→ **Instruction**
Output all of the records exactly as written.

________________

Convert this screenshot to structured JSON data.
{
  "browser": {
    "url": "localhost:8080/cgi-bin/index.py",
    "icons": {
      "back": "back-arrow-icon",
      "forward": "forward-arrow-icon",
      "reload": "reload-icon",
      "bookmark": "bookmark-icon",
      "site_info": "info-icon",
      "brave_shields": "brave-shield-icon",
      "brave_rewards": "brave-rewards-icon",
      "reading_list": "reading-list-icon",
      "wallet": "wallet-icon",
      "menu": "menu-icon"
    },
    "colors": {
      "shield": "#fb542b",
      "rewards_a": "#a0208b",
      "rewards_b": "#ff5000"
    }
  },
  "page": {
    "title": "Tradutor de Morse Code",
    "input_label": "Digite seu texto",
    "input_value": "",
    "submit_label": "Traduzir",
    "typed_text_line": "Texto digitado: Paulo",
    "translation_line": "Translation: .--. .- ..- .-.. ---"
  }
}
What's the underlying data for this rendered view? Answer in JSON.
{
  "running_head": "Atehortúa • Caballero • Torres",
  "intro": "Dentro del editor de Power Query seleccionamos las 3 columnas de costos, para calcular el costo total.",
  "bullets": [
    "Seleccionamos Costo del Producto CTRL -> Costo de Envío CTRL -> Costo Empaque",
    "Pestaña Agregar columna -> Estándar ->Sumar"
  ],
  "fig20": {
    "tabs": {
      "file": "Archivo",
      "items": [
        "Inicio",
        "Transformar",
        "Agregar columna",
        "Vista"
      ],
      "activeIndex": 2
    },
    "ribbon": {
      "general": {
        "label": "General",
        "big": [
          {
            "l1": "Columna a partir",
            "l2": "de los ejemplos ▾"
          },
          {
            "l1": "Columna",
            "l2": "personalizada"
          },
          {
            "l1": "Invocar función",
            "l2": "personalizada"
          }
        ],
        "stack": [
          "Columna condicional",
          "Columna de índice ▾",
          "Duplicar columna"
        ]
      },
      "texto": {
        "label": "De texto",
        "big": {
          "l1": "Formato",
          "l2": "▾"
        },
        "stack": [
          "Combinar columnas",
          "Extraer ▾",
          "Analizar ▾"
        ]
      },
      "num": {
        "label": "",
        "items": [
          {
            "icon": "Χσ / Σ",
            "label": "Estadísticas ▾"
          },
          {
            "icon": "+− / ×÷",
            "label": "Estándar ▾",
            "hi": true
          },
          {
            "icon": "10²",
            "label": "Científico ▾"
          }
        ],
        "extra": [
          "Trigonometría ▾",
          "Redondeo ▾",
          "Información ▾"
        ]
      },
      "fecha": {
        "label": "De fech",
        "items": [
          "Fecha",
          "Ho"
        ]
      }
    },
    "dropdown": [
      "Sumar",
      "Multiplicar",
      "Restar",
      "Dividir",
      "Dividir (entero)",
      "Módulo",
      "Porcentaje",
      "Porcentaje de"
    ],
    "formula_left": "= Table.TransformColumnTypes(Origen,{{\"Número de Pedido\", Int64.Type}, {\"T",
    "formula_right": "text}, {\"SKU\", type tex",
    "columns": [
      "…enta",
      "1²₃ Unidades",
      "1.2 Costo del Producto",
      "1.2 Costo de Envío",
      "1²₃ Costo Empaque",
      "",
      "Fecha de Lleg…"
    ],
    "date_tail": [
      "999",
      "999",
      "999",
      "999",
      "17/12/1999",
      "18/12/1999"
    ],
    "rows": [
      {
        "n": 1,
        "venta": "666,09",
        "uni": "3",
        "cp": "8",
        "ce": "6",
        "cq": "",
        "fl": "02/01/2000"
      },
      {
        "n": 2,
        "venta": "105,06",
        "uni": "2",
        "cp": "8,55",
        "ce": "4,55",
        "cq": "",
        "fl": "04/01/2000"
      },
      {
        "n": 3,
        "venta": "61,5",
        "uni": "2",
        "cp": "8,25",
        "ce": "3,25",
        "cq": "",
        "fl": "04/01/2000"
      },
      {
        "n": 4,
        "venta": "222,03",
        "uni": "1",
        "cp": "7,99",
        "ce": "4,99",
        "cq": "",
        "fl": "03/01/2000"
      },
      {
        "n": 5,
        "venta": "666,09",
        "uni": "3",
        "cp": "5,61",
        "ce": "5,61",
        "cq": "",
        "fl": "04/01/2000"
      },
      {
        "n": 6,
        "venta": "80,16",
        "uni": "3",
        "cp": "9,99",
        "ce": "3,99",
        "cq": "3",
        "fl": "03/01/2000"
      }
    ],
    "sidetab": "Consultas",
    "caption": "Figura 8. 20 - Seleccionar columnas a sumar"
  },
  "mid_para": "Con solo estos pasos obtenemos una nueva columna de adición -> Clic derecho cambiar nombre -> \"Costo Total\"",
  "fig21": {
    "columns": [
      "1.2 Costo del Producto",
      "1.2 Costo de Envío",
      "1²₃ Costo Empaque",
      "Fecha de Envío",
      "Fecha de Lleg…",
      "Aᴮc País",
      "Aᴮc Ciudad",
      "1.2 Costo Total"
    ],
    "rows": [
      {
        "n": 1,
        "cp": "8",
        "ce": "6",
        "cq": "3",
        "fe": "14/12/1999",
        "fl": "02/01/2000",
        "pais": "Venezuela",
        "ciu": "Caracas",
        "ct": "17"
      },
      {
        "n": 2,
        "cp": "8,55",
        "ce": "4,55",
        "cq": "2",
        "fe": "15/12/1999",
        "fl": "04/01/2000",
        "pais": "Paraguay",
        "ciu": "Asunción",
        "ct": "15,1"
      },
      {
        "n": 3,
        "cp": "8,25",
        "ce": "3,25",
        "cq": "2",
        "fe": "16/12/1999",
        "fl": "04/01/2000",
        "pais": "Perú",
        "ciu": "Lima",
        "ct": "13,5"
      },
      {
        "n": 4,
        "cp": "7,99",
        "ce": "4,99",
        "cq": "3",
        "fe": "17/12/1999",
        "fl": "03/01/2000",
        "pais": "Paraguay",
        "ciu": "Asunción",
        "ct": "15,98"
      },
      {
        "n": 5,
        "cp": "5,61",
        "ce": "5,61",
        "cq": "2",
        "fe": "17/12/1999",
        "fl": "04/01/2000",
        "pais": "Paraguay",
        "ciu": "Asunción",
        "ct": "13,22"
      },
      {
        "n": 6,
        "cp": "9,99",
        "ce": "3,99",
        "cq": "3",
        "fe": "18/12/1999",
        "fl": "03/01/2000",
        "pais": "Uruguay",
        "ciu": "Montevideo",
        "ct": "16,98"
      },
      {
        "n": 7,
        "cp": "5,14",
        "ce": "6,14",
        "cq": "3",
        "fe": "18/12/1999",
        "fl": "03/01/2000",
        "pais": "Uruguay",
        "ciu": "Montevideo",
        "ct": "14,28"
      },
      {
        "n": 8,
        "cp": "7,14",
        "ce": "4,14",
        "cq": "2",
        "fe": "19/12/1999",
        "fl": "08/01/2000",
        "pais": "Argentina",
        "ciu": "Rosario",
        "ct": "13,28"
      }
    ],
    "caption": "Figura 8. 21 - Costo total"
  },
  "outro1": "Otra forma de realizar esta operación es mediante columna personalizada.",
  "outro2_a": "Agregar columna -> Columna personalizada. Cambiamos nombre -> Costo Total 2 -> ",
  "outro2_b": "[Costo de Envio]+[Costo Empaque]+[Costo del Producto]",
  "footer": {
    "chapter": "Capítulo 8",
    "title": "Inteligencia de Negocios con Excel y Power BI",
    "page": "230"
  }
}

________________

→ **Result**
Convert this screenshot to structured JSON data.
{
  "browser": {
    "url": "localhost:8080/cgi-bin/index.py",
    "icons": {
      "back": "back-arrow-icon",
      "forward": "forward-arrow-icon",
      "reload": "reload-icon",
      "bookmark": "bookmark-icon",
      "site_info": "info-icon",
      "brave_shields": "brave-shield-icon",
      "brave_rewards": "brave-rewards-icon",
      "reading_list": "reading-list-icon",
      "wallet": "wallet-icon",
      "menu": "menu-icon"
    },
    "colors": {
      "shield": "#fb542b",
      "rewards_a": "#a0208b",
      "rewards_b": "#ff5000"
    }
  },
  "page": {
    "title": "Tradutor de Morse Code",
    "input_label": "Digite seu texto",
    "input_value": "",
    "submit_label": "Traduzir",
    "typed_text_line": "Texto digitado: Paulo",
    "translation_line": "Translation: .--. .- ..- .-.. ---"
  }
}
What's the underlying data for this rendered view? Answer in JSON.
{
  "running_head": "Atehortúa • Caballero • Torres",
  "intro": "Dentro del editor de Power Query seleccionamos las 3 columnas de costos, para calcular el costo total.",
  "bullets": [
    "Seleccionamos Costo del Producto CTRL -> Costo de Envío CTRL -> Costo Empaque",
    "Pestaña Agregar columna -> Estándar ->Sumar"
  ],
  "fig20": {
    "tabs": {
      "file": "Archivo",
      "items": [
        "Inicio",
        "Transformar",
        "Agregar columna",
        "Vista"
      ],
      "activeIndex": 2
    },
    "ribbon": {
      "general": {
        "label": "General",
        "big": [
          {
            "l1": "Columna a partir",
            "l2": "de los ejemplos ▾"
          },
          {
            "l1": "Columna",
            "l2": "personalizada"
          },
          {
            "l1": "Invocar función",
            "l2": "personalizada"
          }
        ],
        "stack": [
          "Columna condicional",
          "Columna de índice ▾",
          "Duplicar columna"
        ]
      },
      "texto": {
        "label": "De texto",
        "big": {
          "l1": "Formato",
          "l2": "▾"
        },
        "stack": [
          "Combinar columnas",
          "Extraer ▾",
          "Analizar ▾"
        ]
      },
      "num": {
        "label": "",
        "items": [
          {
            "icon": "Χσ / Σ",
            "label": "Estadísticas ▾"
          },
          {
            "icon": "+− / ×÷",
            "label": "Estándar ▾",
            "hi": true
          },
          {
            "icon": "10²",
            "label": "Científico ▾"
          }
        ],
        "extra": [
          "Trigonometría ▾",
          "Redondeo ▾",
          "Información ▾"
        ]
      },
      "fecha": {
        "label": "De fech",
        "items": [
          "Fecha",
          "Ho"
        ]
      }
    },
    "dropdown": [
      "Sumar",
      "Multiplicar",
      "Restar",
      "Dividir",
      "Dividir (entero)",
      "Módulo",
      "Porcentaje",
      "Porcentaje de"
    ],
    "formula_left": "= Table.TransformColumnTypes(Origen,{{\"Número de Pedido\", Int64.Type}, {\"T",
    "formula_right": "text}, {\"SKU\", type tex",
    "columns": [
      "…enta",
      "1²₃ Unidades",
      "1.2 Costo del Producto",
      "1.2 Costo de Envío",
      "1²₃ Costo Empaque",
      "",
      "Fecha de Lleg…"
    ],
    "date_tail": [
      "999",
      "999",
      "999",
      "999",
      "17/12/1999",
      "18/12/1999"
    ],
    "rows": [
      {
        "n": 1,
        "venta": "666,09",
        "uni": "3",
        "cp": "8",
        "ce": "6",
        "cq": "",
        "fl": "02/01/2000"
      },
      {
        "n": 2,
        "venta": "105,06",
        "uni": "2",
        "cp": "8,55",
        "ce": "4,55",
        "cq": "",
        "fl": "04/01/2000"
      },
      {
        "n": 3,
        "venta": "61,5",
        "uni": "2",
        "cp": "8,25",
        "ce": "3,25",
        "cq": "",
        "fl": "04/01/2000"
      },
      {
        "n": 4,
        "venta": "222,03",
        "uni": "1",
        "cp": "7,99",
        "ce": "4,99",
        "cq": "",
        "fl": "03/01/2000"
      },
      {
        "n": 5,
        "venta": "666,09",
        "uni": "3",
        "cp": "5,61",
        "ce": "5,61",
        "cq": "",
        "fl": "04/01/2000"
      },
      {
        "n": 6,
        "venta": "80,16",
        "uni": "3",
        "cp": "9,99",
        "ce": "3,99",
        "cq": "3",
        "fl": "03/01/2000"
      }
    ],
    "sidetab": "Consultas",
    "caption": "Figura 8. 20 - Seleccionar columnas a sumar"
  },
  "mid_para": "Con solo estos pasos obtenemos una nueva columna de adición -> Clic derecho cambiar nombre -> \"Costo Total\"",
  "fig21": {
    "columns": [
      "1.2 Costo del Producto",
      "1.2 Costo de Envío",
      "1²₃ Costo Empaque",
      "Fecha de Envío",
      "Fecha de Lleg…",
      "Aᴮc País",
      "Aᴮc Ciudad",
      "1.2 Costo Total"
    ],
    "rows": [
      {
        "n": 1,
        "cp": "8",
        "ce": "6",
        "cq": "3",
        "fe": "14/12/1999",
        "fl": "02/01/2000",
        "pais": "Venezuela",
        "ciu": "Caracas",
        "ct": "17"
      },
      {
        "n": 2,
        "cp": "8,55",
        "ce": "4,55",
        "cq": "2",
        "fe": "15/12/1999",
        "fl": "04/01/2000",
        "pais": "Paraguay",
        "ciu": "Asunción",
        "ct": "15,1"
      },
      {
        "n": 3,
        "cp": "8,25",
        "ce": "3,25",
        "cq": "2",
        "fe": "16/12/1999",
        "fl": "04/01/2000",
        "pais": "Perú",
        "ciu": "Lima",
        "ct": "13,5"
      },
      {
        "n": 4,
        "cp": "7,99",
        "ce": "4,99",
        "cq": "3",
        "fe": "17/12/1999",
        "fl": "03/01/2000",
        "pais": "Paraguay",
        "ciu": "Asunción",
        "ct": "15,98"
      },
      {
        "n": 5,
        "cp": "5,61",
        "ce": "5,61",
        "cq": "2",
        "fe": "17/12/1999",
        "fl": "04/01/2000",
        "pais": "Paraguay",
        "ciu": "Asunción",
        "ct": "13,22"
      },
      {
        "n": 6,
        "cp": "9,99",
        "ce": "3,99",
        "cq": "3",
        "fe": "18/12/1999",
        "fl": "03/01/2000",
        "pais": "Uruguay",
        "ciu": "Montevideo",
        "ct": "16,98"
      },
      {
        "n": 7,
        "cp": "5,14",
        "ce": "6,14",
        "cq": "3",
        "fe": "18/12/1999",
        "fl": "03/01/2000",
        "pais": "Uruguay",
        "ciu": "Montevideo",
        "ct": "14,28"
      },
      {
        "n": 8,
        "cp": "7,14",
        "ce": "4,14",
        "cq": "2",
        "fe": "19/12/1999",
        "fl": "08/01/2000",
        "pais": "Argentina",
        "ciu": "Rosario",
        "ct": "13,28"
      }
    ],
    "caption": "Figura 8. 21 - Costo total"
  },
  "outro1": "Otra forma de realizar esta operación es mediante columna personalizada.",
  "outro2_a": "Agregar columna -> Columna personalizada. Cambiamos nombre -> Costo Total 2 -> ",
  "outro2_b": "[Costo de Envio]+[Costo Empaque]+[Costo del Producto]",
  "footer": {
    "chapter": "Capítulo 8",
    "title": "Inteligencia de Negocios con Excel y Power BI",
    "page": "230"
  }
}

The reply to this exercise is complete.